Repeat the listing that follows, character for character, minus the pictures.

::: Supplied records

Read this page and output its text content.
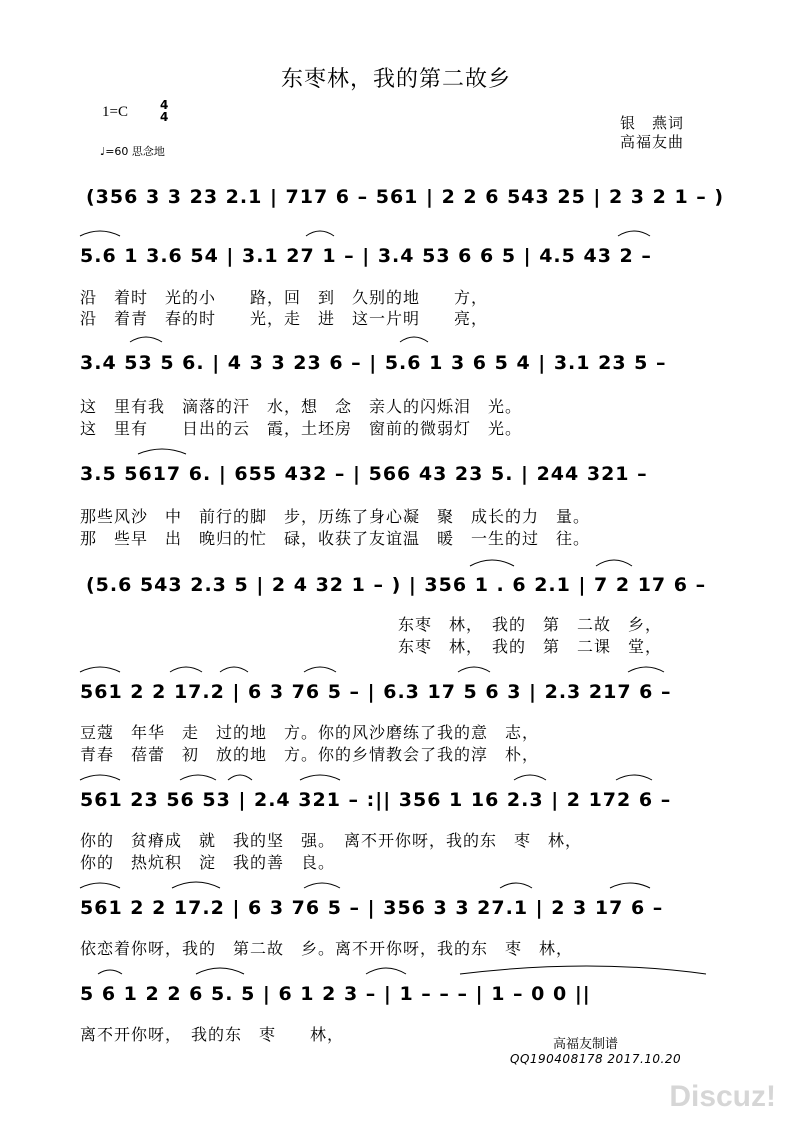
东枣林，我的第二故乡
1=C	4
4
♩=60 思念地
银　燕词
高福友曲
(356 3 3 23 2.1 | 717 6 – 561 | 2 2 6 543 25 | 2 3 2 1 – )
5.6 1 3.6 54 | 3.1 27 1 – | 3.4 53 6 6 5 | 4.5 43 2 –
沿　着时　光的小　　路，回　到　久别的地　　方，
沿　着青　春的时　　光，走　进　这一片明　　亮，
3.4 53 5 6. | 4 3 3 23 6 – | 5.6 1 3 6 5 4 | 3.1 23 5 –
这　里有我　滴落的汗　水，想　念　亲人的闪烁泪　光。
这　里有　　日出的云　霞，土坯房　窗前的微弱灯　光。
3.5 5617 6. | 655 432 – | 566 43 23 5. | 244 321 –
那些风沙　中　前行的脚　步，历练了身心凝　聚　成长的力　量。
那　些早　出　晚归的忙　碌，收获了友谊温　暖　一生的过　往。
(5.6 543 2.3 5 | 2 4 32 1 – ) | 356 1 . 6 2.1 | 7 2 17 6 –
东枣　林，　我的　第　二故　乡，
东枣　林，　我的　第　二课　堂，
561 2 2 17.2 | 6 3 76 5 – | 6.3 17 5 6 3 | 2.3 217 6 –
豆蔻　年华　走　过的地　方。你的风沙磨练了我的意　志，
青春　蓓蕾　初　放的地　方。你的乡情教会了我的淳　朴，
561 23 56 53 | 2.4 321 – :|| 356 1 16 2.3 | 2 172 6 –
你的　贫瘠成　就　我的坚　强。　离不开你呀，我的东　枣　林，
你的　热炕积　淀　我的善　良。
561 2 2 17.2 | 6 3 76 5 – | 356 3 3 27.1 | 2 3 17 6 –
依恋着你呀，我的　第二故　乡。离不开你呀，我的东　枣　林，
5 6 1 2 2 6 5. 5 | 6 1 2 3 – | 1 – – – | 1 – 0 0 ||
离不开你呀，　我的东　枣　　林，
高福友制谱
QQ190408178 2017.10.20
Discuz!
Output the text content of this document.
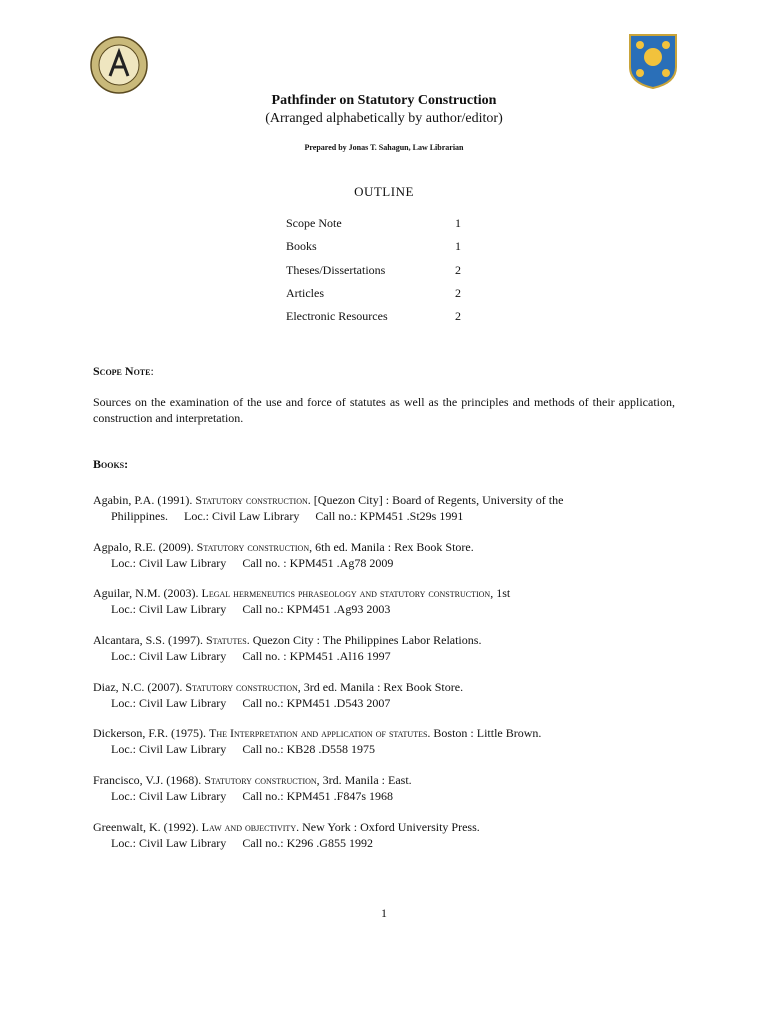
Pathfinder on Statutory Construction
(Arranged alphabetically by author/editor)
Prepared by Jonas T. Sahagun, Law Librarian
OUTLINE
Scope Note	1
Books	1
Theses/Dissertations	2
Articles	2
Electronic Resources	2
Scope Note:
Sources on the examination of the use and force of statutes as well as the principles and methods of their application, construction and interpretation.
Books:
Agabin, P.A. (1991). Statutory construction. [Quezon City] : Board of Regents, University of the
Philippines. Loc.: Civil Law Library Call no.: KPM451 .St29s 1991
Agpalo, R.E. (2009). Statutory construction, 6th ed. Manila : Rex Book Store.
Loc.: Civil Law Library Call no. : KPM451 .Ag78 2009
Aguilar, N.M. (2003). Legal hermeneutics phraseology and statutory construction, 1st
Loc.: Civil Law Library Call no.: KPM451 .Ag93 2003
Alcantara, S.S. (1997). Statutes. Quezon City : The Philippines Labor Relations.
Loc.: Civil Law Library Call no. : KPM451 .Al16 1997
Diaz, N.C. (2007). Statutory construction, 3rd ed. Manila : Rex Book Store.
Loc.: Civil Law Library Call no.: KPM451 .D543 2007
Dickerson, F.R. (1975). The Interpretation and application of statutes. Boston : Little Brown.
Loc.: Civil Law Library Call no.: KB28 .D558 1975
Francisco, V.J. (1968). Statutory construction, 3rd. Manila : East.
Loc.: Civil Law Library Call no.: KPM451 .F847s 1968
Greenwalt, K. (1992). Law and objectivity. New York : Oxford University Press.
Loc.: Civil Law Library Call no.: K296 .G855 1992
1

::::::

__Exercise answer__.
Read this page and output its text content.
东枣林，我的第二故乡
1=C	4
4
♩=60 思念地
银　燕词
高福友曲
(356 3 3 23 2.1 | 717 6 – 561 | 2 2 6 543 25 | 2 3 2 1 – )
5.6 1 3.6 54 | 3.1 27 1 – | 3.4 53 6 6 5 | 4.5 43 2 –
沿　着时　光的小　　路，回　到　久别的地　　方，
沿　着青　春的时　　光，走　进　这一片明　　亮，
3.4 53 5 6. | 4 3 3 23 6 – | 5.6 1 3 6 5 4 | 3.1 23 5 –
这　里有我　滴落的汗　水，想　念　亲人的闪烁泪　光。
这　里有　　日出的云　霞，土坯房　窗前的微弱灯　光。
3.5 5617 6. | 655 432 – | 566 43 23 5. | 244 321 –
那些风沙　中　前行的脚　步，历练了身心凝　聚　成长的力　量。
那　些早　出　晚归的忙　碌，收获了友谊温　暖　一生的过　往。
(5.6 543 2.3 5 | 2 4 32 1 – ) | 356 1 . 6 2.1 | 7 2 17 6 –
东枣　林，　我的　第　二故　乡，
东枣　林，　我的　第　二课　堂，
561 2 2 17.2 | 6 3 76 5 – | 6.3 17 5 6 3 | 2.3 217 6 –
豆蔻　年华　走　过的地　方。你的风沙磨练了我的意　志，
青春　蓓蕾　初　放的地　方。你的乡情教会了我的淳　朴，
561 23 56 53 | 2.4 321 – :|| 356 1 16 2.3 | 2 172 6 –
你的　贫瘠成　就　我的坚　强。　离不开你呀，我的东　枣　林，
你的　热炕积　淀　我的善　良。
561 2 2 17.2 | 6 3 76 5 – | 356 3 3 27.1 | 2 3 17 6 –
依恋着你呀，我的　第二故　乡。离不开你呀，我的东　枣　林，
5 6 1 2 2 6 5. 5 | 6 1 2 3 – | 1 – – – | 1 – 0 0 ||
离不开你呀，　我的东　枣　　林，
高福友制谱
QQ190408178 2017.10.20
Discuz!
Output the text content of this document.
Pathfinder on Statutory Construction
(Arranged alphabetically by author/editor)
Prepared by Jonas T. Sahagun, Law Librarian
OUTLINE
Scope Note	1
Books	1
Theses/Dissertations	2
Articles	2
Electronic Resources	2
Scope Note:
Sources on the examination of the use and force of statutes as well as the principles and methods of their application, construction and interpretation.
Books:
Agabin, P.A. (1991). Statutory construction. [Quezon City] : Board of Regents, University of the
Philippines. Loc.: Civil Law Library Call no.: KPM451 .St29s 1991
Agpalo, R.E. (2009). Statutory construction, 6th ed. Manila : Rex Book Store.
Loc.: Civil Law Library Call no. : KPM451 .Ag78 2009
Aguilar, N.M. (2003). Legal hermeneutics phraseology and statutory construction, 1st
Loc.: Civil Law Library Call no.: KPM451 .Ag93 2003
Alcantara, S.S. (1997). Statutes. Quezon City : The Philippines Labor Relations.
Loc.: Civil Law Library Call no. : KPM451 .Al16 1997
Diaz, N.C. (2007). Statutory construction, 3rd ed. Manila : Rex Book Store.
Loc.: Civil Law Library Call no.: KPM451 .D543 2007
Dickerson, F.R. (1975). The Interpretation and application of statutes. Boston : Little Brown.
Loc.: Civil Law Library Call no.: KB28 .D558 1975
Francisco, V.J. (1968). Statutory construction, 3rd. Manila : East.
Loc.: Civil Law Library Call no.: KPM451 .F847s 1968
Greenwalt, K. (1992). Law and objectivity. New York : Oxford University Press.
Loc.: Civil Law Library Call no.: K296 .G855 1992
1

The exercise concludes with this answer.